• Stated exercise: Go through the material below and copy all lines with "olentibus".

• Input rows:

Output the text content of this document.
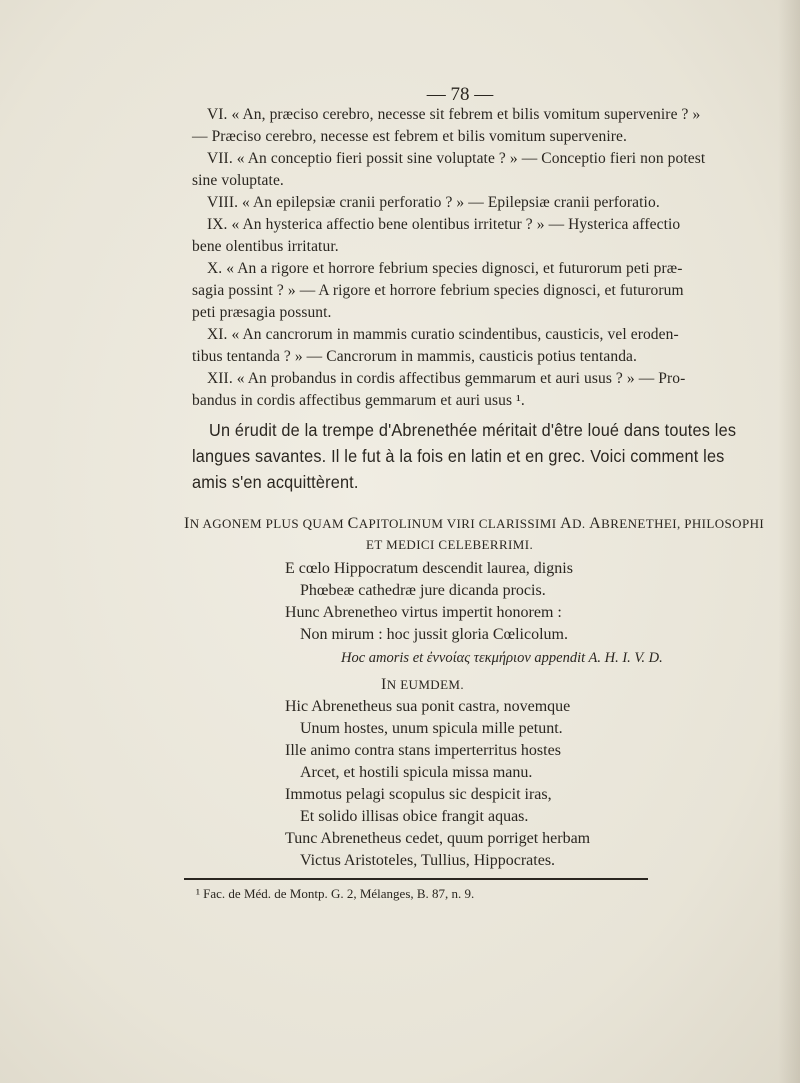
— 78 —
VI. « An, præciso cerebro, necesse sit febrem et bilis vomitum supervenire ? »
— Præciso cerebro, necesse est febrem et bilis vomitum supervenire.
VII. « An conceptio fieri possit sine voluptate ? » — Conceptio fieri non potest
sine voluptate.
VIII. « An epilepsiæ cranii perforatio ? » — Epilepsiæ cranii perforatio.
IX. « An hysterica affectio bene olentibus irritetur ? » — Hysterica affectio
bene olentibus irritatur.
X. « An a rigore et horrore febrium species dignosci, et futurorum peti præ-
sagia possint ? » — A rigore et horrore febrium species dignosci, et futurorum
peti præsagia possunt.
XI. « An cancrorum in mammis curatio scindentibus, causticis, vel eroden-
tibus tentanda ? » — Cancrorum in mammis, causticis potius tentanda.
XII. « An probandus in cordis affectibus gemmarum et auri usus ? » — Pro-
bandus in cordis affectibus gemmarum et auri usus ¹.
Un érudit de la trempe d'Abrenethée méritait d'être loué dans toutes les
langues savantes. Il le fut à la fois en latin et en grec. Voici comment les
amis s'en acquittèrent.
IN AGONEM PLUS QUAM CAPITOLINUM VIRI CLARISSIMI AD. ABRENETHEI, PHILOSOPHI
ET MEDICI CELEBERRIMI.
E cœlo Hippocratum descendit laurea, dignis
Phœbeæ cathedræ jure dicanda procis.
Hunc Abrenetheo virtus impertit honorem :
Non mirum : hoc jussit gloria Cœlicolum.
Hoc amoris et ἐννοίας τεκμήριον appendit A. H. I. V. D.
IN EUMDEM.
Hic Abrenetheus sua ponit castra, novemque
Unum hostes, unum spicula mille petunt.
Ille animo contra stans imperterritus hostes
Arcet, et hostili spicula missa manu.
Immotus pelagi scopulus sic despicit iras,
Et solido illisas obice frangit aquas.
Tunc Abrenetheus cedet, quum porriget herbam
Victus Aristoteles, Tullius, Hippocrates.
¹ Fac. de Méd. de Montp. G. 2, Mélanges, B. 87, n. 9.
* * *
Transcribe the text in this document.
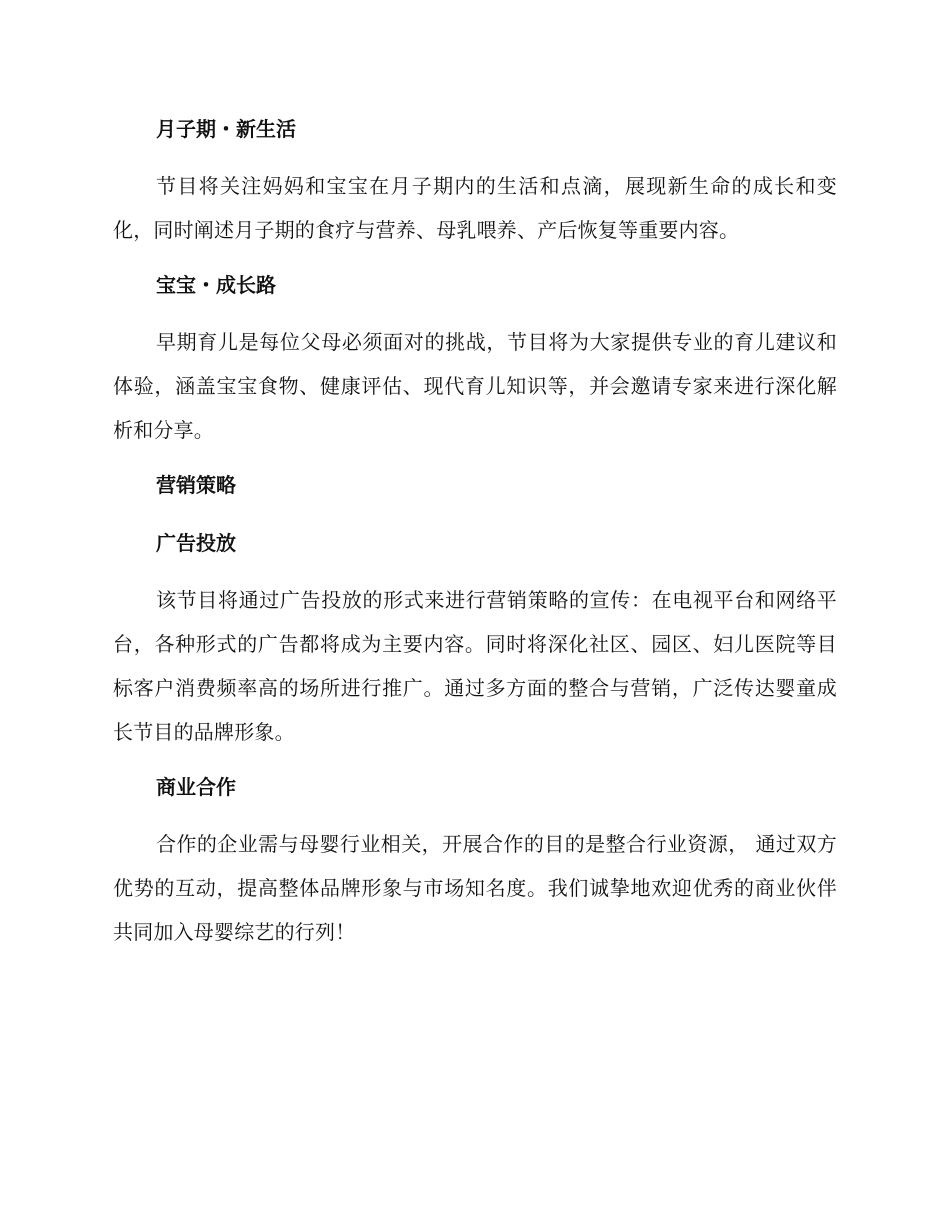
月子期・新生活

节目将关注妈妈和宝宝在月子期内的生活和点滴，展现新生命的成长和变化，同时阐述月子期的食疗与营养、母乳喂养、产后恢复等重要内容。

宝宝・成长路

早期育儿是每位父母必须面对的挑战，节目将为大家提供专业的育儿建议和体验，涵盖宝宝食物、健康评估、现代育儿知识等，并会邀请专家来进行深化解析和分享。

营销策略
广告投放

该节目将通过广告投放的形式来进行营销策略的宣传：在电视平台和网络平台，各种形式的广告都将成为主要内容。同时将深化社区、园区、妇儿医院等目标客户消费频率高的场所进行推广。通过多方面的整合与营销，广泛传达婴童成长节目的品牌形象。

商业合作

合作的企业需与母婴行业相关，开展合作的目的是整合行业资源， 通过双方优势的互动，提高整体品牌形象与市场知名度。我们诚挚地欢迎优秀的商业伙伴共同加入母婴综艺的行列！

• Output of the task:
IX. « An hysterica affectio bene olentibus irritetur ? » — Hysterica affectio
bene olentibus irritatur.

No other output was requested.